## Exercise goal
Count how many lines of the data below contain the string "Exit"; the reply should be that number alone.

## Dataset rows
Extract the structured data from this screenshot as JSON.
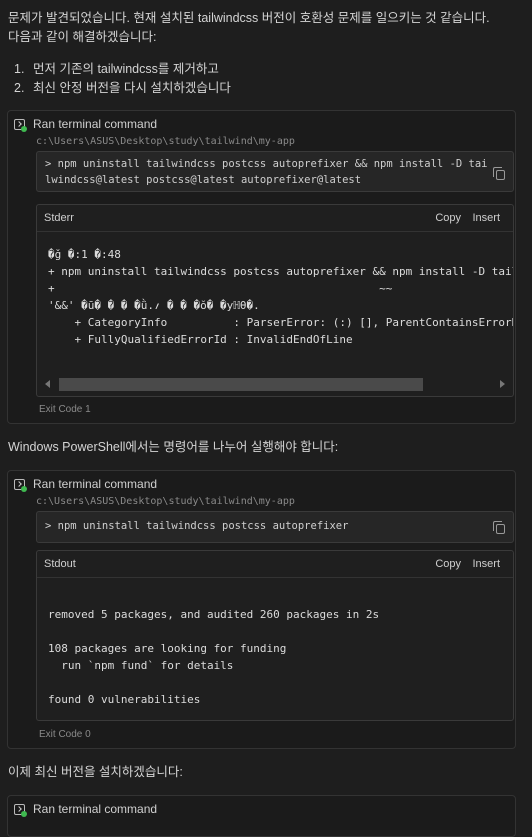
{
  "intro": {
    "line1": "문제가 발견되었습니다. 현재 설치된 tailwindcss 버전이 호환성 문제를 일으키는 것 같습니다.",
    "line2": "다음과 같이 해결하겠습니다:"
  },
  "steps": [
    {
      "num": "1.",
      "text": "먼저 기존의 tailwindcss를 제거하고"
    },
    {
      "num": "2.",
      "text": "최신 안정 버전을 다시 설치하겠습니다"
    }
  ],
  "block1": {
    "title": "Ran terminal command",
    "cwd": "c:\\Users\\ASUS\\Desktop\\study\\tailwind\\my-app",
    "cmd_line1": "> npm uninstall tailwindcss postcss autoprefixer && npm install -D tai",
    "cmd_line2": "lwindcss@latest postcss@latest autoprefixer@latest",
    "output_label": "Stderr",
    "copy_label": "Copy",
    "insert_label": "Insert",
    "output": "�ǧ �:1 �:48\n+ npm uninstall tailwindcss postcss autoprefixer && npm install -D tail ...\n+                                                 ~~\n'&&' �ū� � � �ǜ.؍ � � �ŏ� �yℍθ�.\n    + CategoryInfo          : ParserError: (:) [], ParentContainsErrorReco\n    + FullyQualifiedErrorId : InvalidEndOfLine",
    "exit_code": "Exit Code 1"
  },
  "para2": "Windows PowerShell에서는 명령어를 나누어 실행해야 합니다:",
  "block2": {
    "title": "Ran terminal command",
    "cwd": "c:\\Users\\ASUS\\Desktop\\study\\tailwind\\my-app",
    "cmd_line1": "> npm uninstall tailwindcss postcss autoprefixer",
    "output_label": "Stdout",
    "copy_label": "Copy",
    "insert_label": "Insert",
    "output": "removed 5 packages, and audited 260 packages in 2s\n\n108 packages are looking for funding\n  run `npm fund` for details\n\nfound 0 vulnerabilities",
    "exit_code": "Exit Code 0"
  },
  "para3": "이제 최신 버전을 설치하겠습니다:",
  "block3": {
    "title": "Ran terminal command"
  },
  "colors": {
    "background": "#1e1e1e",
    "card": "#1b1b1b",
    "status_dot": "#3fb950"
  }
}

## Result of the exercise
2